### What is expected
Leave out the pictures and repeat everything else in the records exactly.

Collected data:
____________________

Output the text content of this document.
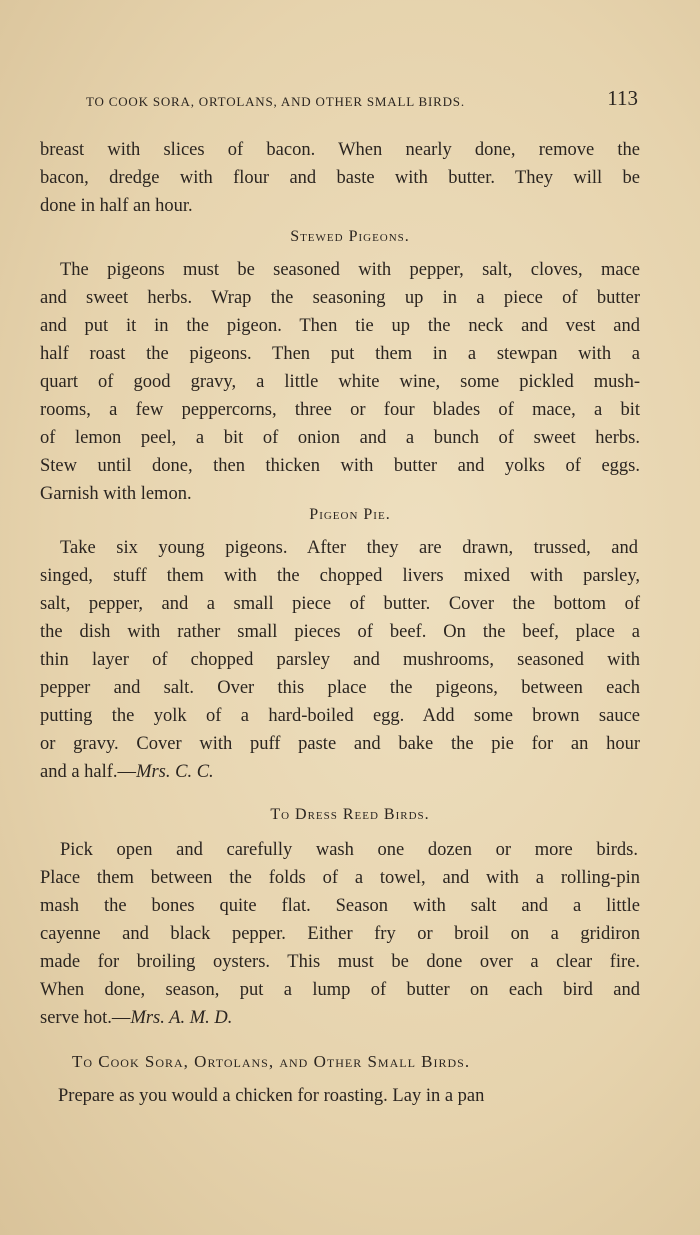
TO COOK SORA, ORTOLANS, AND OTHER SMALL BIRDS.	113
breast with slices of bacon. When nearly done, remove the
bacon, dredge with flour and baste with butter. They will be
done in half an hour.
Stewed Pigeons.
The pigeons must be seasoned with pepper, salt, cloves, mace
and sweet herbs. Wrap the seasoning up in a piece of butter
and put it in the pigeon. Then tie up the neck and vest and
half roast the pigeons. Then put them in a stewpan with a
quart of good gravy, a little white wine, some pickled mush-
rooms, a few peppercorns, three or four blades of mace, a bit
of lemon peel, a bit of onion and a bunch of sweet herbs.
Stew until done, then thicken with butter and yolks of eggs.
Garnish with lemon.
Pigeon Pie.
Take six young pigeons. After they are drawn, trussed, and
singed, stuff them with the chopped livers mixed with parsley,
salt, pepper, and a small piece of butter. Cover the bottom of
the dish with rather small pieces of beef. On the beef, place a
thin layer of chopped parsley and mushrooms, seasoned with
pepper and salt. Over this place the pigeons, between each
putting the yolk of a hard-boiled egg. Add some brown sauce
or gravy. Cover with puff paste and bake the pie for an hour
and a half.—Mrs. C. C.
To Dress Reed Birds.
Pick open and carefully wash one dozen or more birds.
Place them between the folds of a towel, and with a rolling-pin
mash the bones quite flat. Season with salt and a little
cayenne and black pepper. Either fry or broil on a gridiron
made for broiling oysters. This must be done over a clear fire.
When done, season, put a lump of butter on each bird and
serve hot.—Mrs. A. M. D.
To Cook Sora, Ortolans, and Other Small Birds.
Prepare as you would a chicken for roasting. Lay in a pan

____________________

### Complete output
Output the text content of this document.
TO COOK SORA, ORTOLANS, AND OTHER SMALL BIRDS.	113
breast with slices of bacon. When nearly done, remove the
bacon, dredge with flour and baste with butter. They will be
done in half an hour.
Stewed Pigeons.
The pigeons must be seasoned with pepper, salt, cloves, mace
and sweet herbs. Wrap the seasoning up in a piece of butter
and put it in the pigeon. Then tie up the neck and vest and
half roast the pigeons. Then put them in a stewpan with a
quart of good gravy, a little white wine, some pickled mush-
rooms, a few peppercorns, three or four blades of mace, a bit
of lemon peel, a bit of onion and a bunch of sweet herbs.
Stew until done, then thicken with butter and yolks of eggs.
Garnish with lemon.
Pigeon Pie.
Take six young pigeons. After they are drawn, trussed, and
singed, stuff them with the chopped livers mixed with parsley,
salt, pepper, and a small piece of butter. Cover the bottom of
the dish with rather small pieces of beef. On the beef, place a
thin layer of chopped parsley and mushrooms, seasoned with
pepper and salt. Over this place the pigeons, between each
putting the yolk of a hard-boiled egg. Add some brown sauce
or gravy. Cover with puff paste and bake the pie for an hour
and a half.—Mrs. C. C.
To Dress Reed Birds.
Pick open and carefully wash one dozen or more birds.
Place them between the folds of a towel, and with a rolling-pin
mash the bones quite flat. Season with salt and a little
cayenne and black pepper. Either fry or broil on a gridiron
made for broiling oysters. This must be done over a clear fire.
When done, season, put a lump of butter on each bird and
serve hot.—Mrs. A. M. D.
To Cook Sora, Ortolans, and Other Small Birds.
Prepare as you would a chicken for roasting. Lay in a pan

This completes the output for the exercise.